*** Opening Dataset excerpts ***
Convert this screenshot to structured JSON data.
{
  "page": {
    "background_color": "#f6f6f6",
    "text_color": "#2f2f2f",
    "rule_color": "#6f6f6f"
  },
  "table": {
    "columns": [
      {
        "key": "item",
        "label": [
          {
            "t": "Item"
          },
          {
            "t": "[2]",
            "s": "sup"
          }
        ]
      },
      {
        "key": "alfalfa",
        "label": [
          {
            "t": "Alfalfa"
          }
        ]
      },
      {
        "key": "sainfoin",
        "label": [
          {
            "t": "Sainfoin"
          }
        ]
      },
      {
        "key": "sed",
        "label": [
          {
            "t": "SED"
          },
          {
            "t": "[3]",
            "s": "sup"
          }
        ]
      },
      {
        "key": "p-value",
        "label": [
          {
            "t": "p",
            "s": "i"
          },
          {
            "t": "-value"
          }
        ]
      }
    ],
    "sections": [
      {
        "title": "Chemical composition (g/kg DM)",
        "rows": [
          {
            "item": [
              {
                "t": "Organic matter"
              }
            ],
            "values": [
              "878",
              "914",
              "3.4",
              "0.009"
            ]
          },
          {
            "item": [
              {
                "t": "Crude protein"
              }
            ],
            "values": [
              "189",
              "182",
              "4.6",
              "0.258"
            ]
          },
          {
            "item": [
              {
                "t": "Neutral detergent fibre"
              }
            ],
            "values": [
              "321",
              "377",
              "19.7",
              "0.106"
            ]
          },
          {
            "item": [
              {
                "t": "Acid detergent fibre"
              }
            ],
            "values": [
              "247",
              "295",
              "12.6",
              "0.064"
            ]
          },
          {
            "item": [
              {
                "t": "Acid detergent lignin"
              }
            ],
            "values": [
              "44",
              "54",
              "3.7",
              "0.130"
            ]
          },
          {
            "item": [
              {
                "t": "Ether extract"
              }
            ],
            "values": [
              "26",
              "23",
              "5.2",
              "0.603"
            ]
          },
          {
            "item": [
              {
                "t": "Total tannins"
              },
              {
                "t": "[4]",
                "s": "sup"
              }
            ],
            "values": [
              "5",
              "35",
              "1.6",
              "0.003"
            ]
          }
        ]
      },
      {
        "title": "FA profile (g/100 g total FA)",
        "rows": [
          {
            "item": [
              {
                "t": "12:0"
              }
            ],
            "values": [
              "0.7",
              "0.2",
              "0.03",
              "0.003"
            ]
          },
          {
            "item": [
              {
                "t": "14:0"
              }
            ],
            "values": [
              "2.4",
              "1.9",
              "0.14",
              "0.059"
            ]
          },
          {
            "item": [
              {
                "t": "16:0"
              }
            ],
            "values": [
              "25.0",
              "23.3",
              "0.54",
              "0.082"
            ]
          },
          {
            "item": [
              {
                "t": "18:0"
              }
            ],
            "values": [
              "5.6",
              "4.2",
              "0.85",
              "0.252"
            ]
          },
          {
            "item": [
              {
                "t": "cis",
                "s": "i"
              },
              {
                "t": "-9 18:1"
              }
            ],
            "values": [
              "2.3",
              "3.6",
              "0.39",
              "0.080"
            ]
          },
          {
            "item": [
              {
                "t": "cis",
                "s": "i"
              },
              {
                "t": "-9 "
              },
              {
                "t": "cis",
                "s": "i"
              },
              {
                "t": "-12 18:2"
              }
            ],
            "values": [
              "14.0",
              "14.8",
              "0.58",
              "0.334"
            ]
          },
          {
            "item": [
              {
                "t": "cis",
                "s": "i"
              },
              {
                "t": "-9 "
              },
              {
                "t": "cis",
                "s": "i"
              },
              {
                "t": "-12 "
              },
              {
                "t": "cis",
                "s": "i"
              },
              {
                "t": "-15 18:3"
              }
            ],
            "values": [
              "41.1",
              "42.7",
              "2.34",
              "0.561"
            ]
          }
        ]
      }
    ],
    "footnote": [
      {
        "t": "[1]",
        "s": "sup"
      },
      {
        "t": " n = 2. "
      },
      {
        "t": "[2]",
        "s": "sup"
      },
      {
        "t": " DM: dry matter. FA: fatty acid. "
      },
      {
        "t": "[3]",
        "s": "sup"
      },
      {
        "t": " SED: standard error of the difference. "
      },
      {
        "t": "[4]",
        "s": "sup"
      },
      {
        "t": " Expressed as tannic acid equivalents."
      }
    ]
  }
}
*** Closing Dataset excerpts ***
*** Opening Dataset excerpts ***
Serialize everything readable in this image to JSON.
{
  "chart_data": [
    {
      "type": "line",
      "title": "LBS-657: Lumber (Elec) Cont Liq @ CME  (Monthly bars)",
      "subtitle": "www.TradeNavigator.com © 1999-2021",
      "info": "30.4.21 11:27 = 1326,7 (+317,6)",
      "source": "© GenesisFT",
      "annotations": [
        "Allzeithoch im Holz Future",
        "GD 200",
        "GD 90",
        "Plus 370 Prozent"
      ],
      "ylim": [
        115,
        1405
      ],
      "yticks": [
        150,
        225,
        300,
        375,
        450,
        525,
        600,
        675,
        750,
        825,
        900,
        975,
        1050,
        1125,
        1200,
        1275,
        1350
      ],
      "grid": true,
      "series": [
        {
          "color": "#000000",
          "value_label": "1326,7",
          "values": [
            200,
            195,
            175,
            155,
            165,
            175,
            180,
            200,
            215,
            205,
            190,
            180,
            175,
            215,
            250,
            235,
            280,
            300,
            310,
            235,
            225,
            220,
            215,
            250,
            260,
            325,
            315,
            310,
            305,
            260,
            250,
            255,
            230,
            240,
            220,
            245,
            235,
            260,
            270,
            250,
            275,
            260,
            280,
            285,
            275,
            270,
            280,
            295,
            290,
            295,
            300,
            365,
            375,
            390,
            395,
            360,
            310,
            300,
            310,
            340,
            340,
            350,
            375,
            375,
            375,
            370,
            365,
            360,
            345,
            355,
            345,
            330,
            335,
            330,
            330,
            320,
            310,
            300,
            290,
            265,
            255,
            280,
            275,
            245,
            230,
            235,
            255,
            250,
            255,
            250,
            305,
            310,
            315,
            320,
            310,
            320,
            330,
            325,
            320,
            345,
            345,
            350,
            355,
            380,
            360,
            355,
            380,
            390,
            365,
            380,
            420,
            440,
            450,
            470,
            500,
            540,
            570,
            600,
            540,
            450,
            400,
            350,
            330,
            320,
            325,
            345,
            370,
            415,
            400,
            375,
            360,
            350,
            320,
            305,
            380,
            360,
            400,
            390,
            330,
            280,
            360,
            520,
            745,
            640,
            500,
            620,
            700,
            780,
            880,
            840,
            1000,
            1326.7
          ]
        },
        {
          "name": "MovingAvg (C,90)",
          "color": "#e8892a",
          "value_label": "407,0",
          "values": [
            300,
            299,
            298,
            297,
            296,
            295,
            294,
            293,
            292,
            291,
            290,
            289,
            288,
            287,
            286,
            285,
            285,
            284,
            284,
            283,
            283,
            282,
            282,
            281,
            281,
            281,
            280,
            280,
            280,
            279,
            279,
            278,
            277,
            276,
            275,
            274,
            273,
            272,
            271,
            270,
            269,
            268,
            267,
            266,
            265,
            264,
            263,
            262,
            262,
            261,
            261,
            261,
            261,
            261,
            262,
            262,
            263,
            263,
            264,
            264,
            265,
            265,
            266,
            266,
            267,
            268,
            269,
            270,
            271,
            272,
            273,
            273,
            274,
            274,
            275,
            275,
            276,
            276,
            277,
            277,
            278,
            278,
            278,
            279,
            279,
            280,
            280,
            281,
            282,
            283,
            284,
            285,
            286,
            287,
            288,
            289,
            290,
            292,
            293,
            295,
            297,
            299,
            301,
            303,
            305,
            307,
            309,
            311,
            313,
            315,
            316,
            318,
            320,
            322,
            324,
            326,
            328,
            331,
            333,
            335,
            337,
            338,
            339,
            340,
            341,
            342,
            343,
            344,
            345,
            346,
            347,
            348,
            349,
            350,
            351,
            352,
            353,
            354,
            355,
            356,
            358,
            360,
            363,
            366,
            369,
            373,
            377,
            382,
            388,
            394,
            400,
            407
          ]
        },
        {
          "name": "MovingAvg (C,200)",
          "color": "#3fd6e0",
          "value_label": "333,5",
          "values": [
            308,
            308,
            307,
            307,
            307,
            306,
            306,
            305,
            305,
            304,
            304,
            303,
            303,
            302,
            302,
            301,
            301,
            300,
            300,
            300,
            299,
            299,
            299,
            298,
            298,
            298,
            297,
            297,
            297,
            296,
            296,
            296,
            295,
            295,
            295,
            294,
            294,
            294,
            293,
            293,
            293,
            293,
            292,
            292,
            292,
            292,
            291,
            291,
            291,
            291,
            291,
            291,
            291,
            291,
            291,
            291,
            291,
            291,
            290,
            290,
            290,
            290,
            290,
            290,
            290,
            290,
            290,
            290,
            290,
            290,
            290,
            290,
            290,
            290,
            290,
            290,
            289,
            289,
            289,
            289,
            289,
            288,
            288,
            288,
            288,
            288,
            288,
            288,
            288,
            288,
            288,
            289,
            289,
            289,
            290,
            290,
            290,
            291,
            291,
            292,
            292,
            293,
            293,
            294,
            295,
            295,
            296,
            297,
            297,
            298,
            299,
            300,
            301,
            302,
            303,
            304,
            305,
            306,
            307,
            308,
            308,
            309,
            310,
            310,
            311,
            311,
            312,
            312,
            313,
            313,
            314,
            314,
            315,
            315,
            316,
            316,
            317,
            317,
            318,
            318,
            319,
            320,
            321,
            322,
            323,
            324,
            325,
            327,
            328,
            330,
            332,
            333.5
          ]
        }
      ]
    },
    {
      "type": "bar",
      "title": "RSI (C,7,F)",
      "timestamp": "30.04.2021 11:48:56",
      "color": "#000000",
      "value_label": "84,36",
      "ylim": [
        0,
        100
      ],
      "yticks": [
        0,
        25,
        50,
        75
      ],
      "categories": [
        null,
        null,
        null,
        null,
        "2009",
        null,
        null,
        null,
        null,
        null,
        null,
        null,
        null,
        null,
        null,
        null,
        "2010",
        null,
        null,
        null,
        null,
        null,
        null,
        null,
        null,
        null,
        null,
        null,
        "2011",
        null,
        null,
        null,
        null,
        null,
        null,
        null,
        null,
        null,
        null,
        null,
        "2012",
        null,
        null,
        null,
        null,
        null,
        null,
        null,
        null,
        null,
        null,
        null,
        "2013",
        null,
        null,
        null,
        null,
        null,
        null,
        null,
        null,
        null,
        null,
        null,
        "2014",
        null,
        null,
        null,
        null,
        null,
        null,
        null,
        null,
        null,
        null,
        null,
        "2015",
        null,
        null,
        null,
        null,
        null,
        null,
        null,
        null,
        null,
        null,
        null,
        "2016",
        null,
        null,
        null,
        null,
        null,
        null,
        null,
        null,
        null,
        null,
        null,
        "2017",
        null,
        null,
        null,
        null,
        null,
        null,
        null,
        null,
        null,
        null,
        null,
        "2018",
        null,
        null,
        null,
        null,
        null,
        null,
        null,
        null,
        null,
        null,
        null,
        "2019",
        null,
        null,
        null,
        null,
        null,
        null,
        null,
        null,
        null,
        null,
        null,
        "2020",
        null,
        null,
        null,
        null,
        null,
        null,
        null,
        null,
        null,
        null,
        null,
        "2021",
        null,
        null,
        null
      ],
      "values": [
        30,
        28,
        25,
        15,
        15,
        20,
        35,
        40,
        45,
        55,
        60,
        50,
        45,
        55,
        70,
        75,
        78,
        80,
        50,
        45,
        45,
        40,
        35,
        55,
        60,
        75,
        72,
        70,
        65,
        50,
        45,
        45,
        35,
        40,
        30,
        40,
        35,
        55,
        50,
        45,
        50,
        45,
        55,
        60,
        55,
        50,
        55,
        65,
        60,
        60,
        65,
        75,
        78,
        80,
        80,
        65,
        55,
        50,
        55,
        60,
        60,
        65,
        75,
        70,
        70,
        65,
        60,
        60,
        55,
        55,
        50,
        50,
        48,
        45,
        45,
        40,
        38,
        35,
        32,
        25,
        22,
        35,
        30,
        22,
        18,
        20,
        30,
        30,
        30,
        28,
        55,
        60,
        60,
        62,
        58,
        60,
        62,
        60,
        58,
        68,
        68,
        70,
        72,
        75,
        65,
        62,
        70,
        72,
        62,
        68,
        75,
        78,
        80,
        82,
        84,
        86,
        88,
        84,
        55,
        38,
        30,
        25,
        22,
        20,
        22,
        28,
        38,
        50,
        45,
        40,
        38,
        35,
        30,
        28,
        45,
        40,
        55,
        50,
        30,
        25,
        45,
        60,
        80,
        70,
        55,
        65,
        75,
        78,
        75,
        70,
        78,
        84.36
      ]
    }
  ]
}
*** Closing Dataset excerpts ***
• Task
Gather each line in these records that contains the string "JSON".

• Completed task
Convert this screenshot to structured JSON data.
Serialize everything readable in this image to JSON.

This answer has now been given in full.